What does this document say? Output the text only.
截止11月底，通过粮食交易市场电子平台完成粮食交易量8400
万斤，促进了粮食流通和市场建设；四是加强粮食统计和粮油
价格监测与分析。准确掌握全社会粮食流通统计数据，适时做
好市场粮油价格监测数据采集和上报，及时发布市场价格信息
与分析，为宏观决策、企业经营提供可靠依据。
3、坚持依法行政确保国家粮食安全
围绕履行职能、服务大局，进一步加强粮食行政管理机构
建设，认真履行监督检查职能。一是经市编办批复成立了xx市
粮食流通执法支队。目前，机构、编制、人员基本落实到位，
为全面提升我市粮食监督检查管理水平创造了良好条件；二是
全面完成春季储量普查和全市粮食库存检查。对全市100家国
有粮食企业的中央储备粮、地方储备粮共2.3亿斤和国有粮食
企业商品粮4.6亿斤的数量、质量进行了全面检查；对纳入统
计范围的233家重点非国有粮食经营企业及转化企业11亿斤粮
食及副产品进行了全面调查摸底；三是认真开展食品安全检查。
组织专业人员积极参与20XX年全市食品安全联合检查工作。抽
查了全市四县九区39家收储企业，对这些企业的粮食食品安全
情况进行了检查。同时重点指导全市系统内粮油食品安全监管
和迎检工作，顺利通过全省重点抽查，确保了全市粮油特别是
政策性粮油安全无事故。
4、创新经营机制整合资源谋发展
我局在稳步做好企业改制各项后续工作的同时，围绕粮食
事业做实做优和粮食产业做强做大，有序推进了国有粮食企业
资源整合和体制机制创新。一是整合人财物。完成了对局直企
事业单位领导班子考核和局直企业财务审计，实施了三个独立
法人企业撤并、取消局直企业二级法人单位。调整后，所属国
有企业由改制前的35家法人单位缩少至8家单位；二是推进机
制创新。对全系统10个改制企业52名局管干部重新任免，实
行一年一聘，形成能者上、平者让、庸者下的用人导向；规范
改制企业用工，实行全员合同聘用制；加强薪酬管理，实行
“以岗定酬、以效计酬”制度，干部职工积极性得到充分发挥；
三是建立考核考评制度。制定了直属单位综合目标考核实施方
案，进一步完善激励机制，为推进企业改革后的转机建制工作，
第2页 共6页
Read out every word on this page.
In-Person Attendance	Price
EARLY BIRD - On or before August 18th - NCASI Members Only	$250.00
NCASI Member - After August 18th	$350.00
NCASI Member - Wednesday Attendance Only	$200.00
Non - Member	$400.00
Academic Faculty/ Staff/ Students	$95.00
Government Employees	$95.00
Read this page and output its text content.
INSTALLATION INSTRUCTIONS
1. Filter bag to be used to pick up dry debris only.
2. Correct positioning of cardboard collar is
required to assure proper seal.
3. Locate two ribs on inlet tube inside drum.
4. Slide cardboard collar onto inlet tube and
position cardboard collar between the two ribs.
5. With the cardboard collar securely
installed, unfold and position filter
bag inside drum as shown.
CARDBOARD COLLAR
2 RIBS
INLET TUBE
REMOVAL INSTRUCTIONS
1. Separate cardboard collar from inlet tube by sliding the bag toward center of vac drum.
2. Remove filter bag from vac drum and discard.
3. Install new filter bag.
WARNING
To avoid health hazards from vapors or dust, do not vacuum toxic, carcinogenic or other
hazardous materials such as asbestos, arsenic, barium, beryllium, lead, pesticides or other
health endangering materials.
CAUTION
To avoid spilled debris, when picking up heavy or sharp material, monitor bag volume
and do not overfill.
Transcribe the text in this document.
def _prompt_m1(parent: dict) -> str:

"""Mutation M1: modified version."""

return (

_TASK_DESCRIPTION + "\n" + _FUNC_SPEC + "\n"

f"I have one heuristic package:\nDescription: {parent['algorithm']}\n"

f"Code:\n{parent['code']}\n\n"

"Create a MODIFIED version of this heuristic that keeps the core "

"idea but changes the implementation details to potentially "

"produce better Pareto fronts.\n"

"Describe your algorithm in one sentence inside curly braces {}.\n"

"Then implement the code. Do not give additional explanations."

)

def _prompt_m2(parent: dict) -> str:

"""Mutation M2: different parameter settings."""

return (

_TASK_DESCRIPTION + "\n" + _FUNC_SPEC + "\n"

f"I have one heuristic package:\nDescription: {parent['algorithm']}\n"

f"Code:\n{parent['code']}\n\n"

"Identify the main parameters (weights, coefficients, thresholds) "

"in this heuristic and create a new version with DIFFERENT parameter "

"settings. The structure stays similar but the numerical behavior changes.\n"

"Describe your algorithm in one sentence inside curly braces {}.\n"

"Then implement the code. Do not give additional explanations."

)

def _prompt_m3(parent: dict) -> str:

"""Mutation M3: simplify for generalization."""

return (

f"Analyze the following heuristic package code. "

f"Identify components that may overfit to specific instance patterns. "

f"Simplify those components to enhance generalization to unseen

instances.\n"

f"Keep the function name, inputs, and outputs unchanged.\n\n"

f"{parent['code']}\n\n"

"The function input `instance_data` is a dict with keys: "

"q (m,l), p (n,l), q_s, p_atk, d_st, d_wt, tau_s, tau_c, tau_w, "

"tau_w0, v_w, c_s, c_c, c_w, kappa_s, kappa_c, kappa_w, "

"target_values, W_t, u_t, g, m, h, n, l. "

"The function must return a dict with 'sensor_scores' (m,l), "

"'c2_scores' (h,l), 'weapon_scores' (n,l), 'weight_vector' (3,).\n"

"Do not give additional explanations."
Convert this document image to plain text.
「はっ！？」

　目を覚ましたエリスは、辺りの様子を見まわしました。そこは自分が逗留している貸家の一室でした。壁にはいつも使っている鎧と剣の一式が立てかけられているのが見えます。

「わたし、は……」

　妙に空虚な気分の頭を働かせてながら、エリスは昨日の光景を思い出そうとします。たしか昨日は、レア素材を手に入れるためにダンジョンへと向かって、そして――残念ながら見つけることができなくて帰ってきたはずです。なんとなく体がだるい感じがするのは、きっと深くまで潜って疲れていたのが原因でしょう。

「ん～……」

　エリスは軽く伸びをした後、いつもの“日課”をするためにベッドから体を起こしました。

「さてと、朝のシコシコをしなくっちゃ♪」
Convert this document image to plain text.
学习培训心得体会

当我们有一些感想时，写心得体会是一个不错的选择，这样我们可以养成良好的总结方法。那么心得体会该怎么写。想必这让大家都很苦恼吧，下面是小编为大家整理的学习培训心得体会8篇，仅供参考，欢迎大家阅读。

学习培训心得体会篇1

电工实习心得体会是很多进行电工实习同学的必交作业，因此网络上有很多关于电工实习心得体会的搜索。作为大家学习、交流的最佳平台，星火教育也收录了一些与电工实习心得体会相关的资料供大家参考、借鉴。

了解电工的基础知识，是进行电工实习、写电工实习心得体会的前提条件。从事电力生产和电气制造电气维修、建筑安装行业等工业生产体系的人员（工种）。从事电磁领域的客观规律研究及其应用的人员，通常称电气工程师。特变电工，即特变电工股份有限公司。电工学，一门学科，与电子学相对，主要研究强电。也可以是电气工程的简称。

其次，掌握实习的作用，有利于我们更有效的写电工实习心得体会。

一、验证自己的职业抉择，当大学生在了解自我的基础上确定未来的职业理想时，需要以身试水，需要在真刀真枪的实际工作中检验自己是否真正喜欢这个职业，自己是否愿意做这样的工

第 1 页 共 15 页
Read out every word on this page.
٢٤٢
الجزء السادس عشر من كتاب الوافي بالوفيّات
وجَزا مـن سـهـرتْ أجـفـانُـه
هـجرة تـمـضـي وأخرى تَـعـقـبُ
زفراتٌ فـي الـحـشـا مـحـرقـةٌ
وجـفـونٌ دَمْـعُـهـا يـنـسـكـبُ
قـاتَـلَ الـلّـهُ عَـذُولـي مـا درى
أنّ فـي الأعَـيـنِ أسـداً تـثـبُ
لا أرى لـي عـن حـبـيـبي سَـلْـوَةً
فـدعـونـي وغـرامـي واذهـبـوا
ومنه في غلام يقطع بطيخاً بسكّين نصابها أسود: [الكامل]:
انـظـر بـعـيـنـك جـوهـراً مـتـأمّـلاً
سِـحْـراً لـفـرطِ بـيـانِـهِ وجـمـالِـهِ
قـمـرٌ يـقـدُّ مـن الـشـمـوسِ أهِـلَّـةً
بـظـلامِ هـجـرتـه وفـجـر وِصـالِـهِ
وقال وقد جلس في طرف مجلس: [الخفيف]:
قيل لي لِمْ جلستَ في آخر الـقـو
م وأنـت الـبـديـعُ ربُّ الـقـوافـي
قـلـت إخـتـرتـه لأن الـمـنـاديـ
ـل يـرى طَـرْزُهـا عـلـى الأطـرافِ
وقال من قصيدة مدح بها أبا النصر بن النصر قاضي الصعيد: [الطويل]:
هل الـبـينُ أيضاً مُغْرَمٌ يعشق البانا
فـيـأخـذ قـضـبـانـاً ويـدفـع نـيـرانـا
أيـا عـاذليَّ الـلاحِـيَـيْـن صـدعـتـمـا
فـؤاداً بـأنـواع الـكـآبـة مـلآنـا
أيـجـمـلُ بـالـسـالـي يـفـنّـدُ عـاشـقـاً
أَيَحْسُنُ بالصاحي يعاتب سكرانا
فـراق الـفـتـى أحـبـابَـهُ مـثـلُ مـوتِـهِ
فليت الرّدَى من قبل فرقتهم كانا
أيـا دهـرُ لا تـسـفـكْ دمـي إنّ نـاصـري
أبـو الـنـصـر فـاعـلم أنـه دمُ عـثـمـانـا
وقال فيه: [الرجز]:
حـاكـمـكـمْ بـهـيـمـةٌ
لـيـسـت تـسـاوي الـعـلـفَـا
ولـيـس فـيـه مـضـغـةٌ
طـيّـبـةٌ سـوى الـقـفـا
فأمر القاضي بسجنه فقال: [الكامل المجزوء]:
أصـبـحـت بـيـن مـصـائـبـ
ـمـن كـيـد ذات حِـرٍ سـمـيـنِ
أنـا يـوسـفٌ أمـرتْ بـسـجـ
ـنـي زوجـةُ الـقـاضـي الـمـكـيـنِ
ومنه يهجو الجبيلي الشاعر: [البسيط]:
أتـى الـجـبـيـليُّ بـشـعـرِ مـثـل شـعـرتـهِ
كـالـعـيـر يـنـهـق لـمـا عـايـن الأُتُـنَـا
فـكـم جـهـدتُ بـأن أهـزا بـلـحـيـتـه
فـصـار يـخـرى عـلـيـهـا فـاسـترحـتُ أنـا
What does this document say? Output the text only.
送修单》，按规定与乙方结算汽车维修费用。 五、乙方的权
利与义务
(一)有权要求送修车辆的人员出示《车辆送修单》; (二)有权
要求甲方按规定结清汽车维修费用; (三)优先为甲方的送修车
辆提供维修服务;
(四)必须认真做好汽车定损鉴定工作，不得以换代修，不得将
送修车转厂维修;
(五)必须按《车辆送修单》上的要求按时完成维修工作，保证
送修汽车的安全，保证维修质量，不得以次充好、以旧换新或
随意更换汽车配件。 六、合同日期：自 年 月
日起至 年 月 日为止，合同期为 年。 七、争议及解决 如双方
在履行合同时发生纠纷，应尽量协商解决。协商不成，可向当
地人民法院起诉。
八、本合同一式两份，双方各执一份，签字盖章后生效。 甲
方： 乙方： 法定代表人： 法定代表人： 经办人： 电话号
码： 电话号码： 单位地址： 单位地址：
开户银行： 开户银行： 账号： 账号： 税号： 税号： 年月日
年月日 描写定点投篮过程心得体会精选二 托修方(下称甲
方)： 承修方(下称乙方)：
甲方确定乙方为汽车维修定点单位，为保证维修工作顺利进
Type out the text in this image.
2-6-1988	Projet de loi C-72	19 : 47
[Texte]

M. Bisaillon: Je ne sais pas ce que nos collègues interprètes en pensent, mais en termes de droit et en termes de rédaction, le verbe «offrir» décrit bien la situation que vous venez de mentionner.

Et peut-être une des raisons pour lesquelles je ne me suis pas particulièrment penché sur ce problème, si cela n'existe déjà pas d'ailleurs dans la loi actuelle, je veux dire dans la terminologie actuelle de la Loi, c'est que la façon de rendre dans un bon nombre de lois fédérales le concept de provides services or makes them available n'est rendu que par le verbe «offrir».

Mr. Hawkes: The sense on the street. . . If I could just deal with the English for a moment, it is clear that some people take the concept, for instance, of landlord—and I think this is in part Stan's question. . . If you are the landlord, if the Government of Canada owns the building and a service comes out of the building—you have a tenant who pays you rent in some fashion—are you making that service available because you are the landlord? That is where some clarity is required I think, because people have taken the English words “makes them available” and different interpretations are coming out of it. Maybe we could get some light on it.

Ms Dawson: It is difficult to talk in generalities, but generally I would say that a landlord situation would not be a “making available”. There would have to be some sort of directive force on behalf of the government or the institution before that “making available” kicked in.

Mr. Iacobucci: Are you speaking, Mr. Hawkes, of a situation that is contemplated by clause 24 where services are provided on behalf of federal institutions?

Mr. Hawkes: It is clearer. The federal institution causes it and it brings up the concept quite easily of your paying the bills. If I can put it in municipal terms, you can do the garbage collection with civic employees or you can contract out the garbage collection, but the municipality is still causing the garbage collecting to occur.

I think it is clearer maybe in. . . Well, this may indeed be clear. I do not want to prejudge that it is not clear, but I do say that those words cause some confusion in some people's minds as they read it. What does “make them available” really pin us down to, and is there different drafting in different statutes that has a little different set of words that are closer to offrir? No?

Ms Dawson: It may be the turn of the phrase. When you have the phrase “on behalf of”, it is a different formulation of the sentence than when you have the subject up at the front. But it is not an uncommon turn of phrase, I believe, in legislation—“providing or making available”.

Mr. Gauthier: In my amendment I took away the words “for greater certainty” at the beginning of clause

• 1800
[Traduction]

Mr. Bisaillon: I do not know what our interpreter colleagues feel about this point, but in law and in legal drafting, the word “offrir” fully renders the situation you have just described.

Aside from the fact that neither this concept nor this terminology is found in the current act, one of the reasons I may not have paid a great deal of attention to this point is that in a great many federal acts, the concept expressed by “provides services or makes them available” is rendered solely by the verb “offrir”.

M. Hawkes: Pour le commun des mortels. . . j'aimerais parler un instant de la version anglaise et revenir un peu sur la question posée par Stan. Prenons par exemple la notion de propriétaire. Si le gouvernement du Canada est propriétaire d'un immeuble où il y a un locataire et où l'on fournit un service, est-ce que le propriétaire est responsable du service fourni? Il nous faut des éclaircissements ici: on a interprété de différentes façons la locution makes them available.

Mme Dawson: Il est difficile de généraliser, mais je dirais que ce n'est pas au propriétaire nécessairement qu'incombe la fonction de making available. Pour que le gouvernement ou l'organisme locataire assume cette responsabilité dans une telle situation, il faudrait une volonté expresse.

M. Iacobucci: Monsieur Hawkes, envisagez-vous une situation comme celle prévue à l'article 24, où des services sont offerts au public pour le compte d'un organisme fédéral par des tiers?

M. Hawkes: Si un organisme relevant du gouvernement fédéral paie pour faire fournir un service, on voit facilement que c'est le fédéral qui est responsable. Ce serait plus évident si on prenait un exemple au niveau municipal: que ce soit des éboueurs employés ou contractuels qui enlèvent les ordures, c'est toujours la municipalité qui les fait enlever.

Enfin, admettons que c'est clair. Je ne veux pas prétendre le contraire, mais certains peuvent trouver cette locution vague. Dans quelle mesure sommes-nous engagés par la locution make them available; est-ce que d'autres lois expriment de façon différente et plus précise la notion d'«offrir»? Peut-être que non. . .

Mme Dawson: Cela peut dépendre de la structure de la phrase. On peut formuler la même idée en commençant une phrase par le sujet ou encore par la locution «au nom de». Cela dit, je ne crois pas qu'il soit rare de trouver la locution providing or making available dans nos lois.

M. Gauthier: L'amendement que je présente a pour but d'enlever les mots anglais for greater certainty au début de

___

◆ Exercise directions ◆
Find the lines containing "inside" and pull them out.

◆ Response ◆
3. Locate two ribs on inlet tube inside drum.
bag inside drum as shown.
"Describe your algorithm in one sentence inside curly braces {}.\n"
"Describe your algorithm in one sentence inside curly braces {}.\n"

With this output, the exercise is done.